* **EXERCISE INSTRUCTIONS**
Can you repeat the full passage below on childhood stress and the brain, word for word and with nothing changed?

* **PASSAGE TO READ**

The Impact on Brain Structure


If you experienced ongoing stress as a child it also could have had an impact on the physical structure of the brain itself. Studies have shown that high cortisol levels (the hormone released in response to stress) actually
change the way certain parts of the brain develop. In particular, when we experience prolonged or repeated exposure to stress as children our amygdala grows larger than normal while our hippocampus (responsible for memory and learning) shrinks compared to individuals who experienced less stressful situations during childhood. 

Did you have a hard time learning in school and also experience ongoing stress at home? This difference in brain structure is one reason why chronic childhood stress can result in cognitive deficits, learning disabilities and ADHD,  later in life. 

Generational Trauma Cycles

Women are particularly vulnerable to the impacts of chronic stress due to hormonal fluctuations throughout their lifetime. During pregnancy, women experience significant changes in hormonal levels that can impair their ability to maintain emotional equilibrium, leading them into heightened states of anxiety if there is already an underlying history of chronic stress or trauma. This is a perfect example of why generational trauma cycles happen: A woman was not conditioned to regulate her emotional state as a child. She becomes a mother and is under constant physical and emotional pressure due to raising children while juggling other responsibilities such as work and managing a household. She is not able to regulate because her brain was not conditioned or developed in such a way – thus putting her children into a constant state of unease and stress.

* **EXERCISE DATA**
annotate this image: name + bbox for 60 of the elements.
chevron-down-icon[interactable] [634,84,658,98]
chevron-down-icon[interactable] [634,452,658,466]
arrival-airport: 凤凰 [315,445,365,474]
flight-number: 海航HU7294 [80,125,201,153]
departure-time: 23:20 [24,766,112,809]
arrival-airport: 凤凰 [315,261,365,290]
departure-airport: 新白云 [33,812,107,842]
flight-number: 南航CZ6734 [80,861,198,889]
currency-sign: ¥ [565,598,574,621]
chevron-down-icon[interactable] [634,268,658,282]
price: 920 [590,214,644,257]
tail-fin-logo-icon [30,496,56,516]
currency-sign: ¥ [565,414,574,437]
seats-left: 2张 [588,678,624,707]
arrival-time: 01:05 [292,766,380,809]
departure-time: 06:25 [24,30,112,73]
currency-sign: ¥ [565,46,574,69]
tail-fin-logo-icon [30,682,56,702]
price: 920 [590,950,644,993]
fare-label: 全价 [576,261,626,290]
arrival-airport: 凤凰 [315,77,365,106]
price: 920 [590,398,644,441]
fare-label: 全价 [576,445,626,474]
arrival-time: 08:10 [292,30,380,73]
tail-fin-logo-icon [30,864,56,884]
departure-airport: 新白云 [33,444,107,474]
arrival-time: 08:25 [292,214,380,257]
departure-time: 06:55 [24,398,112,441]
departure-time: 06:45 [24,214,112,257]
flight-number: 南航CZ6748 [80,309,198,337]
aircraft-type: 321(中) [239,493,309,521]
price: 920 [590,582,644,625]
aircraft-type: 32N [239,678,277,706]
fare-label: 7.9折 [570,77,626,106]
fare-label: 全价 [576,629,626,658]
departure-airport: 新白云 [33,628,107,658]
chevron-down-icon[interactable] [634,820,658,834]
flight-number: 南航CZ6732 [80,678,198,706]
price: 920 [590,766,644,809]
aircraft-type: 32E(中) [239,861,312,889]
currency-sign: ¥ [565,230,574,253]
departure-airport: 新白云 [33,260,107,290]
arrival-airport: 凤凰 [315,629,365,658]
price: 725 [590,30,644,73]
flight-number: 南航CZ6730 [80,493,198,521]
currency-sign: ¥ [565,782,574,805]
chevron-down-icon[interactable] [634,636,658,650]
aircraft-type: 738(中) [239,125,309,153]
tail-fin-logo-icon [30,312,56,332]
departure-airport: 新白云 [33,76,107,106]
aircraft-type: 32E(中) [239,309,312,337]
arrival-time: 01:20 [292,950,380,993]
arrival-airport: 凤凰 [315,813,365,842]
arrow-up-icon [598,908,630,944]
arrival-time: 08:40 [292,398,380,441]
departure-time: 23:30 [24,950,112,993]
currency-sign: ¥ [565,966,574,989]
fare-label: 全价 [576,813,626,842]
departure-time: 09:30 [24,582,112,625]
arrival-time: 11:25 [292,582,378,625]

* **ANSWER FOR THE TASK**
The Impact on Brain Structure


If you experienced ongoing stress as a child it also could have had an impact on the physical structure of the brain itself. Studies have shown that high cortisol levels (the hormone released in response to stress) actually
change the way certain parts of the brain develop. In particular, when we experience prolonged or repeated exposure to stress as children our amygdala grows larger than normal while our hippocampus (responsible for memory and learning) shrinks compared to individuals who experienced less stressful situations during childhood. 

Did you have a hard time learning in school and also experience ongoing stress at home? This difference in brain structure is one reason why chronic childhood stress can result in cognitive deficits, learning disabilities and ADHD,  later in life. 

Generational Trauma Cycles

Women are particularly vulnerable to the impacts of chronic stress due to hormonal fluctuations throughout their lifetime. During pregnancy, women experience significant changes in hormonal levels that can impair their ability to maintain emotional equilibrium, leading them into heightened states of anxiety if there is already an underlying history of chronic stress or trauma. This is a perfect example of why generational trauma cycles happen: A woman was not conditioned to regulate her emotional state as a child. She becomes a mother and is under constant physical and emotional pressure due to raising children while juggling other responsibilities such as work and managing a household. She is not able to regulate because her brain was not conditioned or developed in such a way – thus putting her children into a constant state of unease and stress.